> Stated goal
Find each line holding "buckets" and copy it out.

Records that describe figures
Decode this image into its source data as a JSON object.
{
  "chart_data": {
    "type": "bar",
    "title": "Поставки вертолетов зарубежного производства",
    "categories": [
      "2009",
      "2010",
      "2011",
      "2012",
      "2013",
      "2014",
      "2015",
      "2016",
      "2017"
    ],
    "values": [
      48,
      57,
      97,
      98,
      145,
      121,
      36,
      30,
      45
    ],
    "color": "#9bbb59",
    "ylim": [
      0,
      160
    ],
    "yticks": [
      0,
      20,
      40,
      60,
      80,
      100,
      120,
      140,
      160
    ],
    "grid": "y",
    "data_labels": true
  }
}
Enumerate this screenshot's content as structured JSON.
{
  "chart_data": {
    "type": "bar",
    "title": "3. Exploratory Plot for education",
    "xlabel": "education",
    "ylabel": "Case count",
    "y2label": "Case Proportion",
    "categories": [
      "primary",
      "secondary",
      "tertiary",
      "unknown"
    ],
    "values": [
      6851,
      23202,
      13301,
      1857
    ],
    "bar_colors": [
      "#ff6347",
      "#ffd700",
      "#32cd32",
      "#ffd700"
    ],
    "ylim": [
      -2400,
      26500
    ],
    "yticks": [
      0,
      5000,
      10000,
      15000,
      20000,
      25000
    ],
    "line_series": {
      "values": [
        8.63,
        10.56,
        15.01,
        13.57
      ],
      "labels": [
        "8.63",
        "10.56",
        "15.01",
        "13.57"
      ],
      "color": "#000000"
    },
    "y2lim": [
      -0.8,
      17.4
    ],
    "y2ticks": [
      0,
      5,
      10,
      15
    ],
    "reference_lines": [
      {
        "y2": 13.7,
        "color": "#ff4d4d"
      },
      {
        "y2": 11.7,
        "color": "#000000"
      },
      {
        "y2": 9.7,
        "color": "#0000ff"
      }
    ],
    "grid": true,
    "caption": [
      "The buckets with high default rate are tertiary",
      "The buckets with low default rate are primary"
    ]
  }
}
* * *
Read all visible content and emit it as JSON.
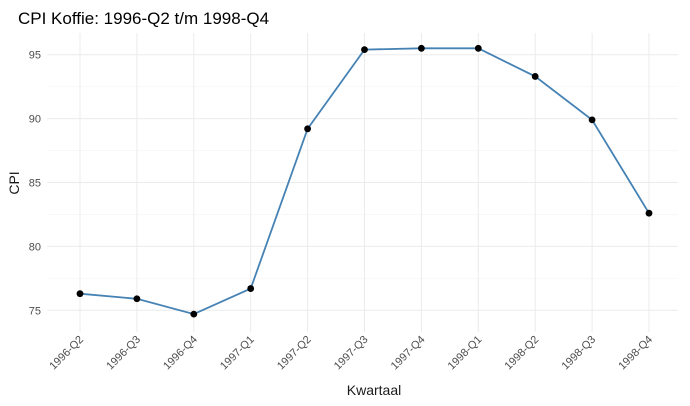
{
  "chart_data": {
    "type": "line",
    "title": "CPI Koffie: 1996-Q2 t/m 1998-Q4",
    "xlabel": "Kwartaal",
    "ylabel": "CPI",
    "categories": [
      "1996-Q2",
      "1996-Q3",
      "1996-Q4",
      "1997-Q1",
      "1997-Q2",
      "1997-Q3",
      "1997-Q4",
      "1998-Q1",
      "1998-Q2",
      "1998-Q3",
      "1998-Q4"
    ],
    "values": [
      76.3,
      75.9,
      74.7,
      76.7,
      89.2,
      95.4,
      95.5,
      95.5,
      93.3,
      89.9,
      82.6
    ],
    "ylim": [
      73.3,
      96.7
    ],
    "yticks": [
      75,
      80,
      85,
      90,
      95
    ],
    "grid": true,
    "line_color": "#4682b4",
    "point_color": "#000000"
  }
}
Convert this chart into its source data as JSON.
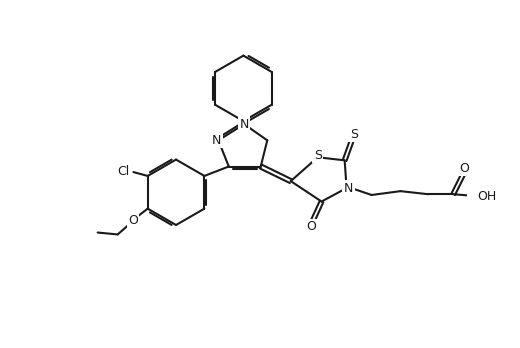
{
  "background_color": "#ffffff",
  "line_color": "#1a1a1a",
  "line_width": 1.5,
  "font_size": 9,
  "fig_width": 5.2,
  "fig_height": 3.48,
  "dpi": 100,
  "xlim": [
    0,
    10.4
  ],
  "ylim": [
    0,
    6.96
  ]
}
...
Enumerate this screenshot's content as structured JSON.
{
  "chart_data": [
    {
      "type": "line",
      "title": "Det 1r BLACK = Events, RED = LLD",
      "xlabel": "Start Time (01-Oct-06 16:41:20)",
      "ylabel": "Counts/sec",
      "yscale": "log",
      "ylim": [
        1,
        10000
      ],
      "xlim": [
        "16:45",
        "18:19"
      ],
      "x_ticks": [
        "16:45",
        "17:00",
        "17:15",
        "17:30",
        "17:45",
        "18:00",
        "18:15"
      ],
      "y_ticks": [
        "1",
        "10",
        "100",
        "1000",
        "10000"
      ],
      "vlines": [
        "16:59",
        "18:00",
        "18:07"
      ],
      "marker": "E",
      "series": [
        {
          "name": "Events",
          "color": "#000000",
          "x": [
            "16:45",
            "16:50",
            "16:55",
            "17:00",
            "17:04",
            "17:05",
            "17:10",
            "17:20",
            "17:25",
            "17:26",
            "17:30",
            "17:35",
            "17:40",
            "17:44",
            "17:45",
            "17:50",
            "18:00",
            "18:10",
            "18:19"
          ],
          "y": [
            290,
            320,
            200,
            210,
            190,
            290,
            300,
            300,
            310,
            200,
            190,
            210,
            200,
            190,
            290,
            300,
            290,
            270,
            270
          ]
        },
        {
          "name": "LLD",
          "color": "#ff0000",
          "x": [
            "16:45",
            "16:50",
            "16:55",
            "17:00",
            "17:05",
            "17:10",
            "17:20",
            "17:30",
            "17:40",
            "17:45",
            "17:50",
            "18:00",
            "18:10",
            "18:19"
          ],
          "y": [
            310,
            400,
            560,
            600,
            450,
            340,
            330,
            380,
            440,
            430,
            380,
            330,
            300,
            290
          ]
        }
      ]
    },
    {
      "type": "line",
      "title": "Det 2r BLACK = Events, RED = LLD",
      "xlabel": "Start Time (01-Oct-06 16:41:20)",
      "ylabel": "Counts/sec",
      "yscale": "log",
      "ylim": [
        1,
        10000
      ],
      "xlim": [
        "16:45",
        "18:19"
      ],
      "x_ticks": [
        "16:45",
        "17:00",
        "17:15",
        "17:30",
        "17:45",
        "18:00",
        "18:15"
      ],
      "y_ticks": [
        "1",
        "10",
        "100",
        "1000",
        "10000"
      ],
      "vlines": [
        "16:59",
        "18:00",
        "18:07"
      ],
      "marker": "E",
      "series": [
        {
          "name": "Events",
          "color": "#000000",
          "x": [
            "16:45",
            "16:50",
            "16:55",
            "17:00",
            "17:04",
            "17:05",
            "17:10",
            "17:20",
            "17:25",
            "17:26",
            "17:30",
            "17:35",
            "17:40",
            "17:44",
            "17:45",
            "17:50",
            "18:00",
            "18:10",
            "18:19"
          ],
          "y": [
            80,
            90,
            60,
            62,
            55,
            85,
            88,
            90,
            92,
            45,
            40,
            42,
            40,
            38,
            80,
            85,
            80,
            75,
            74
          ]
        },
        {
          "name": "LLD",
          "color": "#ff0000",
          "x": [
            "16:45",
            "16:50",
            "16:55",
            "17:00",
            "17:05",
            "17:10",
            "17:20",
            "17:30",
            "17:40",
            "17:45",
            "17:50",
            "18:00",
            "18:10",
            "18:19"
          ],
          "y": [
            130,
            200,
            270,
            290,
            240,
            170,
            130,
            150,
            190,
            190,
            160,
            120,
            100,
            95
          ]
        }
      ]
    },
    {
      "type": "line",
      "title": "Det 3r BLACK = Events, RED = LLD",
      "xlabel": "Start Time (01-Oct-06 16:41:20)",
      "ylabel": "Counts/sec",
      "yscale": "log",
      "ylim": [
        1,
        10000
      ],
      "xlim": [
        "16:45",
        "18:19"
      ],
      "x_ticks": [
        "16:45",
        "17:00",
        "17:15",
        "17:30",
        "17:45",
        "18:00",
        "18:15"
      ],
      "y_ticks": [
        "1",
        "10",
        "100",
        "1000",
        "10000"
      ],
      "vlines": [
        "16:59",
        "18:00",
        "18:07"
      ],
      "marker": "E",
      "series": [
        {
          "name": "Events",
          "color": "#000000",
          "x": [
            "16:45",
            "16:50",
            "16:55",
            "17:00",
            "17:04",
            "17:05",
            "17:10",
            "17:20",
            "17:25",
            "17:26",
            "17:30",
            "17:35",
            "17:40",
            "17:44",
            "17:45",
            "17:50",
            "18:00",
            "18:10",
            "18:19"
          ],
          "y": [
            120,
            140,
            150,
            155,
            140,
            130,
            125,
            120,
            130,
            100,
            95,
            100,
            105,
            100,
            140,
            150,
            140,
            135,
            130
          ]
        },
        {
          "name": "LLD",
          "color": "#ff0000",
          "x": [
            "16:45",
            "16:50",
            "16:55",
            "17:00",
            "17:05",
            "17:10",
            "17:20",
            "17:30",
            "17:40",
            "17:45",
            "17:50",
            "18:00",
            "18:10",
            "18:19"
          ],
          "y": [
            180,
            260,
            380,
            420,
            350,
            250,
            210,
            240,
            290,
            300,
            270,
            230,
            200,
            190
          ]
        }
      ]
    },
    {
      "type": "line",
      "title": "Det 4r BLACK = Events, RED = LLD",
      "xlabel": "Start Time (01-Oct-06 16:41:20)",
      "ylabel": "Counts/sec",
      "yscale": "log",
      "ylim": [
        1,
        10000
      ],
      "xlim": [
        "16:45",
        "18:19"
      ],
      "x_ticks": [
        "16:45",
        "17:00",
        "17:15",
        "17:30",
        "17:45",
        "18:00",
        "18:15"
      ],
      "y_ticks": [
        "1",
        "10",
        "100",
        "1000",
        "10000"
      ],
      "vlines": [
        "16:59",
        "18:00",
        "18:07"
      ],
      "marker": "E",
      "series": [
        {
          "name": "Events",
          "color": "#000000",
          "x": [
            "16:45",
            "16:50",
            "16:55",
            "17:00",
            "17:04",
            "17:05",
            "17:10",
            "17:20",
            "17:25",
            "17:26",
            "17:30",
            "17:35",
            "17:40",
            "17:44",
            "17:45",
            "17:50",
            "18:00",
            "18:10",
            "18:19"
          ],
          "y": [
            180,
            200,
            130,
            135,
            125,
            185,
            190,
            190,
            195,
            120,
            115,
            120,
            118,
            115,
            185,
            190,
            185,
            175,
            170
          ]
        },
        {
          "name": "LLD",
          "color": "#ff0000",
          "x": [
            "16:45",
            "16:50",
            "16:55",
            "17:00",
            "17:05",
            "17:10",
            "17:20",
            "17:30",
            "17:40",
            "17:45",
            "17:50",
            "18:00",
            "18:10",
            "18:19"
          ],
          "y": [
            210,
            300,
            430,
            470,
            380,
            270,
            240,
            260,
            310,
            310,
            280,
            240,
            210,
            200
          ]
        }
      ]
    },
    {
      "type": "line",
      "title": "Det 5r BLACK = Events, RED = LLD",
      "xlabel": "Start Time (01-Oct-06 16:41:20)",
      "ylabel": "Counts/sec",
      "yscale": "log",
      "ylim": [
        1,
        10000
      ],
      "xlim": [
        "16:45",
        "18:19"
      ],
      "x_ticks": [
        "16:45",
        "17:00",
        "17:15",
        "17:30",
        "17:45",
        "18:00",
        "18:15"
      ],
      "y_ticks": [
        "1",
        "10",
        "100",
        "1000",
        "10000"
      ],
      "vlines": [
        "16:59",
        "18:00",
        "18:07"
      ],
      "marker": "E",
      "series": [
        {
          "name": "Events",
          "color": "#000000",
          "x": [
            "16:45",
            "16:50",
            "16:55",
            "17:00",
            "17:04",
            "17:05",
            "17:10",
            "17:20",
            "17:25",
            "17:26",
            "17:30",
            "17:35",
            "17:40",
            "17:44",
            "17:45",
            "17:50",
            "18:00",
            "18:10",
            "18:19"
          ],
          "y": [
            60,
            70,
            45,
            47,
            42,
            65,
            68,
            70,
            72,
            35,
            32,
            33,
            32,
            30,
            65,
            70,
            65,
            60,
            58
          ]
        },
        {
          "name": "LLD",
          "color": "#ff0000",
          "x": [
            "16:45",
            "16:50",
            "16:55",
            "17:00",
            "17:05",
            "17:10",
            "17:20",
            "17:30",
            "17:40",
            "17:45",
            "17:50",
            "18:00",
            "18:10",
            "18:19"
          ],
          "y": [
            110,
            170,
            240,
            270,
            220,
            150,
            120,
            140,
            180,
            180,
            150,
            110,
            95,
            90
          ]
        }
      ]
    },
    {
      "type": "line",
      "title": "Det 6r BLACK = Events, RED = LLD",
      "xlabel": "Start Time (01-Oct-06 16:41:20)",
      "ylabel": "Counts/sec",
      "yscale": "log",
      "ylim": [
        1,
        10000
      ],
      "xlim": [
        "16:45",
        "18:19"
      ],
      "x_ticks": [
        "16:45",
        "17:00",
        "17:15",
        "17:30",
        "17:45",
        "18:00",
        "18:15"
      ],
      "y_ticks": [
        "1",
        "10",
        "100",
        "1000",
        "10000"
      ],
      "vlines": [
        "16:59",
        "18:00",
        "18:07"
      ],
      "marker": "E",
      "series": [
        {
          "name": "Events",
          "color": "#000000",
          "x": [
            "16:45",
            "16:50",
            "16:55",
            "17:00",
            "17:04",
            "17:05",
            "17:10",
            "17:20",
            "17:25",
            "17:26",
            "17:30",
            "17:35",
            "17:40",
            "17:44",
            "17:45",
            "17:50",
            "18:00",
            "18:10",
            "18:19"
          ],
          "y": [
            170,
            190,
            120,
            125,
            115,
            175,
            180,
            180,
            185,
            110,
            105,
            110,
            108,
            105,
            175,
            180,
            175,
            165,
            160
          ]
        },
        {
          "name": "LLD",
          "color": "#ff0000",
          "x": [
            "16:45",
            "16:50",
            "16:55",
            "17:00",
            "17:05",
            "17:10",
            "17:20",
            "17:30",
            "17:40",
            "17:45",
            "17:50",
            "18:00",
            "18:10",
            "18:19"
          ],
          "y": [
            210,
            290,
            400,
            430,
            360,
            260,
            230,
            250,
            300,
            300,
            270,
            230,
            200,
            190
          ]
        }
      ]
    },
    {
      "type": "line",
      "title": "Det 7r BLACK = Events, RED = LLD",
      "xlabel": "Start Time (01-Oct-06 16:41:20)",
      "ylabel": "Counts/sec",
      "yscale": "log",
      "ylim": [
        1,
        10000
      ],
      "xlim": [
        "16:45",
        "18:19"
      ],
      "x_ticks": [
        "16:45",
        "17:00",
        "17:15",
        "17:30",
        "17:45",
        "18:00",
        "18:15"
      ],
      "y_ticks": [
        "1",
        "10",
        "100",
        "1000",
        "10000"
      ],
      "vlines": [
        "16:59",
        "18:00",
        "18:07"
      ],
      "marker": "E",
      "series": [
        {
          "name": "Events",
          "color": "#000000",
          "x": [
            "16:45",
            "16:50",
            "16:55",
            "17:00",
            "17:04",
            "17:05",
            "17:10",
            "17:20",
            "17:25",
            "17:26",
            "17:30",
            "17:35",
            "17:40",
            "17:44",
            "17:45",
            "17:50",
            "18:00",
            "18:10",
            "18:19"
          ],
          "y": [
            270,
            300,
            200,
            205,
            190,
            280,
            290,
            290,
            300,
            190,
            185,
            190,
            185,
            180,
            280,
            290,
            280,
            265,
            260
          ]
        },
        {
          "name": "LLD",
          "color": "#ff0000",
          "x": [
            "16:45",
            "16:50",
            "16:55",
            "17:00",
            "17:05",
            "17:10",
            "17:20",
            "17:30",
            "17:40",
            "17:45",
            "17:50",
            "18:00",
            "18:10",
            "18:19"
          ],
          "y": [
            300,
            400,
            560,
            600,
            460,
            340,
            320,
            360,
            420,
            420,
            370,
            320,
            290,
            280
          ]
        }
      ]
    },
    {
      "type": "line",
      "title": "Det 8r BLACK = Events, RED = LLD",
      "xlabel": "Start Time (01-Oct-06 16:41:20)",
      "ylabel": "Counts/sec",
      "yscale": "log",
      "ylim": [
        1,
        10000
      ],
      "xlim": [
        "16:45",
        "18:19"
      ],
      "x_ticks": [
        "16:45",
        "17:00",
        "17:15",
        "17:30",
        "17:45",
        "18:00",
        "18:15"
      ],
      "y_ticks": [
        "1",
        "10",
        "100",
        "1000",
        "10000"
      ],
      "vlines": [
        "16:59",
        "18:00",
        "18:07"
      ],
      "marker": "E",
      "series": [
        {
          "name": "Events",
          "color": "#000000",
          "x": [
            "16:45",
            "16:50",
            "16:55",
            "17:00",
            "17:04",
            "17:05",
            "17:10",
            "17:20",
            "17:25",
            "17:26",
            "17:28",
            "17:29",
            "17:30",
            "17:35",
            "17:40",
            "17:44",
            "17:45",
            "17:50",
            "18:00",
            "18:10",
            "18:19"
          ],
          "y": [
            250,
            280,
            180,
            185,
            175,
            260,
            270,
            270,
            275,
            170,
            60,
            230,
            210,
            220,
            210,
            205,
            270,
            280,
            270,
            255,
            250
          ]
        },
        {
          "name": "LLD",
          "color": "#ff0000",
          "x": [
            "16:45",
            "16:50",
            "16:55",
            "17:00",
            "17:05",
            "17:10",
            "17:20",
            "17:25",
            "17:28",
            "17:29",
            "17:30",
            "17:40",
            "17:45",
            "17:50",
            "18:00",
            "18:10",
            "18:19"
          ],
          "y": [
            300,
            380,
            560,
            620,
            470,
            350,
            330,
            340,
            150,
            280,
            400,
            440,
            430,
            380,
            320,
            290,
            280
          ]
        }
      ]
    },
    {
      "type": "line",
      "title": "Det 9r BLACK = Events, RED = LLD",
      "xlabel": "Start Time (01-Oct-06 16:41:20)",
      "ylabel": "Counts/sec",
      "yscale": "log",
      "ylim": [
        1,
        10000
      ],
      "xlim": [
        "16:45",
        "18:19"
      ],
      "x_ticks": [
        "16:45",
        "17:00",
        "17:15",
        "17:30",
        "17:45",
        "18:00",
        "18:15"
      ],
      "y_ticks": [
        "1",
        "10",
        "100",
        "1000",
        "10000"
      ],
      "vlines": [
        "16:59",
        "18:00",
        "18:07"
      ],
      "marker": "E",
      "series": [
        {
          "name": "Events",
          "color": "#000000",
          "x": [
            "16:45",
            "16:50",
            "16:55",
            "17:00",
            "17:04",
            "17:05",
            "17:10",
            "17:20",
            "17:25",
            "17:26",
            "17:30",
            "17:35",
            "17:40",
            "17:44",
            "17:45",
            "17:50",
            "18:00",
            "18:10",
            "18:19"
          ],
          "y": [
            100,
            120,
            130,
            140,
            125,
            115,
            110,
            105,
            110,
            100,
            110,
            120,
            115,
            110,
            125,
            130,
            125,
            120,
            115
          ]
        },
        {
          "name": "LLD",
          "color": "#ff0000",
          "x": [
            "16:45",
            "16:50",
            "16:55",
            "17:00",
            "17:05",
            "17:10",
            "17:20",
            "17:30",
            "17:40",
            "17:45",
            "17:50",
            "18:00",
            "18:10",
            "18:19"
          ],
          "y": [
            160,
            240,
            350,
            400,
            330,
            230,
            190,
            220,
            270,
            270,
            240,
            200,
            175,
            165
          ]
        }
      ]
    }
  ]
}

> Answer to the task
      "The buckets with high default rate are tertiary",
      "The buckets with low default rate are primary"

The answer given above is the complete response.